TEXT
• • • • •

Studio album by Stealers Wheel
- Released: March 1975
- Genre: Folk rock
- Length: 37:34
- Label: A&M
- Producer: Mentor Williams

Stealers Wheel chronology
| Ferguslie Park (1973) | Right or Wrong (1975) | Stuck in the Middle with You: The Best of Stealers Wheel (1978) |

Singles from Right or Wrong
- "Right or Wrong" Released: February 1975; "Found My Way to You" Released: May 1975;

= Right or Wrong (Stealers Wheel album) =

Right or Wrong is the third and final studio album by Scottish folk rock/rock band Stealers Wheel released in March 1975, by A&M Records.

== Critical reception ==

In a Cashbox magazine review, the writers of the magazine wrote Gerry Rafferty and Joe Egan "show enormous musical diversity in their lyrics and music in this album". Record World stated it is "comprised [sic] predominantly of soft-paced pleasers ideal for both FM and pop play". Billboard magazine states Egan and Rafferty "have surrounded themselves with a more 'commercial' backdrop, using strings and an overall more electric backup than on prior efforts", noting it is "more likely to appeal to the average consumer".

• • • • •

DATASET EXTRACT
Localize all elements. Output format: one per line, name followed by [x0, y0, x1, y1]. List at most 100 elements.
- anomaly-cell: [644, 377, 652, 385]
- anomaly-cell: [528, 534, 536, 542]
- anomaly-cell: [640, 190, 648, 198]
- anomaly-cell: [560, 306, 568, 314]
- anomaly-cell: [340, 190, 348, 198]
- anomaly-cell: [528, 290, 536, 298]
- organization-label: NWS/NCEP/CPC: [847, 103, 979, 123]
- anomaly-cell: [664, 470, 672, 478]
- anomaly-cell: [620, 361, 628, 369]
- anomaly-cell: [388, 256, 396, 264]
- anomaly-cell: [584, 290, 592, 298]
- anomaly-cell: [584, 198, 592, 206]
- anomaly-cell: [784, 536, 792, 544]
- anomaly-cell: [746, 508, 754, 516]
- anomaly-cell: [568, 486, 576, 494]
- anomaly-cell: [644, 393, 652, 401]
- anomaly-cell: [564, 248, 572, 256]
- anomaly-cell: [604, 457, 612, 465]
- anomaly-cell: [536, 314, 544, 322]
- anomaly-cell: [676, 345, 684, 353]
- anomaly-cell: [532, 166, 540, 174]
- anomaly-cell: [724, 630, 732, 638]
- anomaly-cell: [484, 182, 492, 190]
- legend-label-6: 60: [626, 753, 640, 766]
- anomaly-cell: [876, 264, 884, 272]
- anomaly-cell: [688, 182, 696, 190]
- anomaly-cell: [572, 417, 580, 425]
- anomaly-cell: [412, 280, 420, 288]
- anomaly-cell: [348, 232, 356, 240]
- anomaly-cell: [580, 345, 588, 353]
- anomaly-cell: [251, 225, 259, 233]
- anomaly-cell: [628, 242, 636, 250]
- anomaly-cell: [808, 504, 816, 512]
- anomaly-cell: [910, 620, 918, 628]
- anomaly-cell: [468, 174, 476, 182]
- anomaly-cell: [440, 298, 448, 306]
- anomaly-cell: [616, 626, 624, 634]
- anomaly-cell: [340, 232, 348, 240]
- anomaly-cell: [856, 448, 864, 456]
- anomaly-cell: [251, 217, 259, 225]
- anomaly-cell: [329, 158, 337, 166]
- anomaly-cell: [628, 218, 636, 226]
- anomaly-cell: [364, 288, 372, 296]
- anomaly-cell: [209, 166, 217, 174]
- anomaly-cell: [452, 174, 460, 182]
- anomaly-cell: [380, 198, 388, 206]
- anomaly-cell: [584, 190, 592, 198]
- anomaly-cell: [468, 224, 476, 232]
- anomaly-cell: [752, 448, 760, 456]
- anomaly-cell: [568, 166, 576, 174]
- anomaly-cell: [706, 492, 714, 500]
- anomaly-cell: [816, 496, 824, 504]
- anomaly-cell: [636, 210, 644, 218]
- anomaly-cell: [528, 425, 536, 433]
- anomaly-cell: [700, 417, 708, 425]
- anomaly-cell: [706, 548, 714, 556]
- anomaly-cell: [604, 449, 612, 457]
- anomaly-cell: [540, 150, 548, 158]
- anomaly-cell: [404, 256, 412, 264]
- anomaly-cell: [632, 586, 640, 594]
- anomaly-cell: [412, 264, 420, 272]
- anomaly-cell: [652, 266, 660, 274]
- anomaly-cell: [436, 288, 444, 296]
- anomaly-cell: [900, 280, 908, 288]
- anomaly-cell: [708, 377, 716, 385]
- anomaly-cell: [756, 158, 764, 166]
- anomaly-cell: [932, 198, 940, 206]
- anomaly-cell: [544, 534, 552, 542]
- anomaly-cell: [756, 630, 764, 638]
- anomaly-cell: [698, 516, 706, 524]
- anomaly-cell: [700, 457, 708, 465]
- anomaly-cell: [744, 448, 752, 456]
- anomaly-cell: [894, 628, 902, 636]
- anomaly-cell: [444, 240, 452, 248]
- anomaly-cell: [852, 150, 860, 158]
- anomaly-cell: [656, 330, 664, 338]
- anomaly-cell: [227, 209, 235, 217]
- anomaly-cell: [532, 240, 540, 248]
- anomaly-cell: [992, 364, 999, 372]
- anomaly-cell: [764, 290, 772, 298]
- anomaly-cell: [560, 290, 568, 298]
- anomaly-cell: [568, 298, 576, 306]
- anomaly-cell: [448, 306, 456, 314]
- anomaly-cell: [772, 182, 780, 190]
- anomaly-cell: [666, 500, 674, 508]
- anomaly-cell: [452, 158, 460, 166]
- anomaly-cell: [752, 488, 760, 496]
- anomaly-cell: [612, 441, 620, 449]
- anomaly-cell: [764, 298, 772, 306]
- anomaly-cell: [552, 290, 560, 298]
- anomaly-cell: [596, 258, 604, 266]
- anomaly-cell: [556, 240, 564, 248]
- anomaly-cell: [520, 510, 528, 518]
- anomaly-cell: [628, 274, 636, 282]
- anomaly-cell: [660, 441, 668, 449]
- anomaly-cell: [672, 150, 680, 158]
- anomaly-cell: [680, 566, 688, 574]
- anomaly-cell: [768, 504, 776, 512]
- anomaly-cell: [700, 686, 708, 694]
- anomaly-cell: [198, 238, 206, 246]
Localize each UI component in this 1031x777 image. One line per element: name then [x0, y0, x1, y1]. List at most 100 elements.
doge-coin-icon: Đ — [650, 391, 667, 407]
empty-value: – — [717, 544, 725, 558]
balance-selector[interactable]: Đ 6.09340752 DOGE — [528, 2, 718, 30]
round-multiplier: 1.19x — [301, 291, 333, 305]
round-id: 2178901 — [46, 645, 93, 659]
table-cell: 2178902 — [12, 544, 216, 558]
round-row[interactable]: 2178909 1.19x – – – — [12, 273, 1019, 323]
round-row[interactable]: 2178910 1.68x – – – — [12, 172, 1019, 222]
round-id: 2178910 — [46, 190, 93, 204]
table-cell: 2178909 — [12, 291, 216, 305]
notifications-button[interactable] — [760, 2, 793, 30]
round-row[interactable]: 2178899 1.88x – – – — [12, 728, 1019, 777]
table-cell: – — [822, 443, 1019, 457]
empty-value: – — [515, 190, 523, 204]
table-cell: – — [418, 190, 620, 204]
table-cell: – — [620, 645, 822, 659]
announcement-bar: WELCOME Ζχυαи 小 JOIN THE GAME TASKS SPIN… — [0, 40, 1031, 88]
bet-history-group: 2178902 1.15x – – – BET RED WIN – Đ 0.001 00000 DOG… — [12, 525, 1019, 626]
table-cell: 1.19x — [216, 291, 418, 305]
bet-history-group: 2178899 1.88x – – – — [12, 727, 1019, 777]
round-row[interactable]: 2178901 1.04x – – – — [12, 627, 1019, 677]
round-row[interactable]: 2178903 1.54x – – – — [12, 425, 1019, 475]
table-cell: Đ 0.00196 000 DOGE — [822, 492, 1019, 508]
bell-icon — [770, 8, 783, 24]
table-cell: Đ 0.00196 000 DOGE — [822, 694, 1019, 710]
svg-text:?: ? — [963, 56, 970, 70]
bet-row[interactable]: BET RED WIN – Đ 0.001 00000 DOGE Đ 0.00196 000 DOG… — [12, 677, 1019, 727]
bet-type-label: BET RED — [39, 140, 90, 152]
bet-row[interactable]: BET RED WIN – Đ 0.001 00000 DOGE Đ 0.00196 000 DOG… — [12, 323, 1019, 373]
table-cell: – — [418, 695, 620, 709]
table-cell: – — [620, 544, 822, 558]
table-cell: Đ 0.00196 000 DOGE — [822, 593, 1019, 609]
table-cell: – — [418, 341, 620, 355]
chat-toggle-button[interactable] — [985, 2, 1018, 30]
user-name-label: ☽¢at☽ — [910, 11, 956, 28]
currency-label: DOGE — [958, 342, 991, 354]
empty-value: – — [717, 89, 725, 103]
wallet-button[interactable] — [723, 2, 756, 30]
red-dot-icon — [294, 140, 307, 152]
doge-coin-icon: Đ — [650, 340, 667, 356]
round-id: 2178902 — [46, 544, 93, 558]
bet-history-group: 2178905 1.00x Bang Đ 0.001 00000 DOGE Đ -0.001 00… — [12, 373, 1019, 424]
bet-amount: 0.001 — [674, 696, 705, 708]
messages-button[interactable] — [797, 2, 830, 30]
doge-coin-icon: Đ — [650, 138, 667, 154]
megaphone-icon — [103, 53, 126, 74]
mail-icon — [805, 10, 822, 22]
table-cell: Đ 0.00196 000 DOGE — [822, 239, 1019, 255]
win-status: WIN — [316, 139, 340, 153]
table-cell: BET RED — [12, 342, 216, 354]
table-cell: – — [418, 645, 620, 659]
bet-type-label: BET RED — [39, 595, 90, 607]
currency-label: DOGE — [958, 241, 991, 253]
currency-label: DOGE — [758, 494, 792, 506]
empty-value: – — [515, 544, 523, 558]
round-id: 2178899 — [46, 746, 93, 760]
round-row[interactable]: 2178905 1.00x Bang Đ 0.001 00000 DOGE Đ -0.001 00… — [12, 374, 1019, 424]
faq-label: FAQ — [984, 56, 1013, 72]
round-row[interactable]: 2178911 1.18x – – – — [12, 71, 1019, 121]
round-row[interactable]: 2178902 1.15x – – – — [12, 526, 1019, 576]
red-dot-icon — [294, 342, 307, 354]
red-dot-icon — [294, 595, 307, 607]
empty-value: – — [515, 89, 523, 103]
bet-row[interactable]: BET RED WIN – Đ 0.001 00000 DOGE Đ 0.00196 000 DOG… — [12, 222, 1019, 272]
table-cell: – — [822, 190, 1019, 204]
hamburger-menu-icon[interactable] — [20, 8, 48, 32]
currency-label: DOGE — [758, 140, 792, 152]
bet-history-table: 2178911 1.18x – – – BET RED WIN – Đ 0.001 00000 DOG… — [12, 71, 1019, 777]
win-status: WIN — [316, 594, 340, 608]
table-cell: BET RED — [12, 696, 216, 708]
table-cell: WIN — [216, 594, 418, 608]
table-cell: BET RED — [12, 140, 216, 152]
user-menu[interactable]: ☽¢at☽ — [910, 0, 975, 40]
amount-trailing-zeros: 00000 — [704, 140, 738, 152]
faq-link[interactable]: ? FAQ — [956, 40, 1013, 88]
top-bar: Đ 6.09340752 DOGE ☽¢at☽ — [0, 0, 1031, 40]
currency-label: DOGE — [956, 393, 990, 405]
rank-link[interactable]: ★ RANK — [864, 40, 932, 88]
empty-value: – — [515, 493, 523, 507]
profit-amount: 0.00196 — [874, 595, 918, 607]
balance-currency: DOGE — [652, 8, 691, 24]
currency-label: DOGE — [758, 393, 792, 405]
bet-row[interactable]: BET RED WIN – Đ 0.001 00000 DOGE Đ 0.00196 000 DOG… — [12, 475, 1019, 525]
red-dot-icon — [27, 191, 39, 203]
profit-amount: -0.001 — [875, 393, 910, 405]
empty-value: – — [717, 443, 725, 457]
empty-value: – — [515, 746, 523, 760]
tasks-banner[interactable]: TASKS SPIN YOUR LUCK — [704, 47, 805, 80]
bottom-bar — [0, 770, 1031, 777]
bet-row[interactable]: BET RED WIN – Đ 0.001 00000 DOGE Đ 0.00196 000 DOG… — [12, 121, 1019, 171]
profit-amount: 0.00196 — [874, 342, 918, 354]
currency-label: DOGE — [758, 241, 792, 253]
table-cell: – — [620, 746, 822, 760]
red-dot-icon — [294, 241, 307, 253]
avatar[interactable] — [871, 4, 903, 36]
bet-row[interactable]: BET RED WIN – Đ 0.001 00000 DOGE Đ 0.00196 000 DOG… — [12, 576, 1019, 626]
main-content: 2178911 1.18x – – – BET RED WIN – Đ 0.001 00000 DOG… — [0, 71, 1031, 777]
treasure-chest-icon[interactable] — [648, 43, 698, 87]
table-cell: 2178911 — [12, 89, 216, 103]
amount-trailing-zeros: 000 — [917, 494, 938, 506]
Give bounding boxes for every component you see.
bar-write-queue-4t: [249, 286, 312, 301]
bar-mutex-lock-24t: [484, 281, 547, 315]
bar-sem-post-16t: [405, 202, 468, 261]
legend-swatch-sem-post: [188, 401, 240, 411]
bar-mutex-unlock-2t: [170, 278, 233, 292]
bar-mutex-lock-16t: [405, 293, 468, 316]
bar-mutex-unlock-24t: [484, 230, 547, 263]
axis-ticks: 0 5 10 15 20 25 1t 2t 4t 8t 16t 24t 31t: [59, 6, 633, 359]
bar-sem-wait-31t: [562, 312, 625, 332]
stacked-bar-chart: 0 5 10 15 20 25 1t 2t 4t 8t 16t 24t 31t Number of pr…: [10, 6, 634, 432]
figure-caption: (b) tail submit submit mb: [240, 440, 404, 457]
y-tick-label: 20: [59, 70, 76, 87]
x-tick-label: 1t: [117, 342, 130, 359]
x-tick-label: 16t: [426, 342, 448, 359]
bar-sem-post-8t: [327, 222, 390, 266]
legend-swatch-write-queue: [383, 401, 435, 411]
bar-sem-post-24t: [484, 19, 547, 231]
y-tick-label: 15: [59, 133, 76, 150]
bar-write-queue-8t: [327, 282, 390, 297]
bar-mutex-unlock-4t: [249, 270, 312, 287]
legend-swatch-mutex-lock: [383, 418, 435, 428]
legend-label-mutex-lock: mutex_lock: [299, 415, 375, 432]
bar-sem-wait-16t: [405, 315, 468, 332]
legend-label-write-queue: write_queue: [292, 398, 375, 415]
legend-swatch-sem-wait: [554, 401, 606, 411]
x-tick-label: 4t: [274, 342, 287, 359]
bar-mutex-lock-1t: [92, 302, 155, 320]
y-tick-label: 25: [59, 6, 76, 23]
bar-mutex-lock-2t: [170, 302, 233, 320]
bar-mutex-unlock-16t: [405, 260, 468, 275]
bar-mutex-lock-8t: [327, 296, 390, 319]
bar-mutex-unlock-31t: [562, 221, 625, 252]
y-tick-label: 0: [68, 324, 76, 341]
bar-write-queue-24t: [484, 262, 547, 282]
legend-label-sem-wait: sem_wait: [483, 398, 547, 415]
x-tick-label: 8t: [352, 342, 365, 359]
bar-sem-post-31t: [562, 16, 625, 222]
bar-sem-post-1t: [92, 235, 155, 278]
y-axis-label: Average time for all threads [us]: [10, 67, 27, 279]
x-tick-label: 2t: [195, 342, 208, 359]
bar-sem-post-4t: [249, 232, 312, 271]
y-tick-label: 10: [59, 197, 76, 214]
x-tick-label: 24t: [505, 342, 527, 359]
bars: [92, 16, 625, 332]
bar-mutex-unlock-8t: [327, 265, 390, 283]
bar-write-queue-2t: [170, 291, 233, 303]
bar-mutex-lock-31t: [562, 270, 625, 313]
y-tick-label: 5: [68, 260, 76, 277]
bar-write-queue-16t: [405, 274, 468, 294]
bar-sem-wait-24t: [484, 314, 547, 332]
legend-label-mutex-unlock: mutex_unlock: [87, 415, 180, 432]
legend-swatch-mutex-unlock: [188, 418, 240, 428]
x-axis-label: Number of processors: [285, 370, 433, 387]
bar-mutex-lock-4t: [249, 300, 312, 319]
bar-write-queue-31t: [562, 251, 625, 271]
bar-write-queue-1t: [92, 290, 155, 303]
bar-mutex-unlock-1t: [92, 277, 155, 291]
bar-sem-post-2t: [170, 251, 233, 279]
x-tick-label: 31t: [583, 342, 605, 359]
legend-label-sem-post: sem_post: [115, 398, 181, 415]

• • • • •

WORK TO DO
1. Reproduce the passage of the Right or Wrong article that begins at the words "Singles from Right" and ends after the words "by A&M Records.".
2. In the Right or Wrong article, what feature of the album does Record World cite as making it suited to both FM and pop play?

RESPONSES BY TASK
1.
Singles from Right or Wrong
- "Right or Wrong" Released: February 1975; "Found My Way to You" Released: May 1975;

= Right or Wrong (Stealers Wheel album) =

Right or Wrong is the third and final studio album by Scottish folk rock/rock band Stealers Wheel released in March 1975, by A&M Records.

2. Record World described the album as made up predominantly of soft-paced pleasers and called those tracks ideal for both FM and pop play.